Data listing
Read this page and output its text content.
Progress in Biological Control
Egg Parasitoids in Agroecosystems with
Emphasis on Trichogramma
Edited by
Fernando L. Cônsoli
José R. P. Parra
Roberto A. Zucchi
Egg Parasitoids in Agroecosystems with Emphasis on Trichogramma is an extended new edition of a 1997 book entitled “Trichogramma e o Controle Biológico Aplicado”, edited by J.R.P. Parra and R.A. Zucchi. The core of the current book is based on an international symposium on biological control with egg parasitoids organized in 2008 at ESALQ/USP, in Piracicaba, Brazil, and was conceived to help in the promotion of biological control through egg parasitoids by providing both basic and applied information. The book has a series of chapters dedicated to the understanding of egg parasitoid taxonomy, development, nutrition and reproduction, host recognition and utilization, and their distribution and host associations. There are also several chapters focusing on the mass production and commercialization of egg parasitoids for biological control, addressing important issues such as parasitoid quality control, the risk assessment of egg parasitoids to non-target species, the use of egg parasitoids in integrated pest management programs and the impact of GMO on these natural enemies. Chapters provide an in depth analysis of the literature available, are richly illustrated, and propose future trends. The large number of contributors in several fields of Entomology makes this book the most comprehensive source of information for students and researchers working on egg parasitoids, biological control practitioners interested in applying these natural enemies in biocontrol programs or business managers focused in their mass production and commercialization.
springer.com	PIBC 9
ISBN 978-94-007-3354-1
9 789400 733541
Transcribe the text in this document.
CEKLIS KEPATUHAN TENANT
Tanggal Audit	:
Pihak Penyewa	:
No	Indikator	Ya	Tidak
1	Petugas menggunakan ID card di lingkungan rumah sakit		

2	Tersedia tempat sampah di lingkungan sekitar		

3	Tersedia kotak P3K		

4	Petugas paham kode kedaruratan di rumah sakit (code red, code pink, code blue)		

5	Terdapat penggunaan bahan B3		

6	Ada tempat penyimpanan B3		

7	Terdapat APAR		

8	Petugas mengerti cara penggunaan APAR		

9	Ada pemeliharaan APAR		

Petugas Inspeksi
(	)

> Written problem
Please quote the data above in full, with no line missing.

> Output below
Read this page and output its text content.
Progress in Biological Control
Egg Parasitoids in Agroecosystems with
Emphasis on Trichogramma
Edited by
Fernando L. Cônsoli
José R. P. Parra
Roberto A. Zucchi
Egg Parasitoids in Agroecosystems with Emphasis on Trichogramma is an extended new edition of a 1997 book entitled “Trichogramma e o Controle Biológico Aplicado”, edited by J.R.P. Parra and R.A. Zucchi. The core of the current book is based on an international symposium on biological control with egg parasitoids organized in 2008 at ESALQ/USP, in Piracicaba, Brazil, and was conceived to help in the promotion of biological control through egg parasitoids by providing both basic and applied information. The book has a series of chapters dedicated to the understanding of egg parasitoid taxonomy, development, nutrition and reproduction, host recognition and utilization, and their distribution and host associations. There are also several chapters focusing on the mass production and commercialization of egg parasitoids for biological control, addressing important issues such as parasitoid quality control, the risk assessment of egg parasitoids to non-target species, the use of egg parasitoids in integrated pest management programs and the impact of GMO on these natural enemies. Chapters provide an in depth analysis of the literature available, are richly illustrated, and propose future trends. The large number of contributors in several fields of Entomology makes this book the most comprehensive source of information for students and researchers working on egg parasitoids, biological control practitioners interested in applying these natural enemies in biocontrol programs or business managers focused in their mass production and commercialization.
springer.com	PIBC 9
ISBN 978-94-007-3354-1
9 789400 733541
Transcribe the text in this document.
CEKLIS KEPATUHAN TENANT
Tanggal Audit	:
Pihak Penyewa	:
No	Indikator	Ya	Tidak
1	Petugas menggunakan ID card di lingkungan rumah sakit		

2	Tersedia tempat sampah di lingkungan sekitar		

3	Tersedia kotak P3K		

4	Petugas paham kode kedaruratan di rumah sakit (code red, code pink, code blue)		

5	Terdapat penggunaan bahan B3		

6	Ada tempat penyimpanan B3		

7	Terdapat APAR		

8	Petugas mengerti cara penggunaan APAR		

9	Ada pemeliharaan APAR		

Petugas Inspeksi
(	)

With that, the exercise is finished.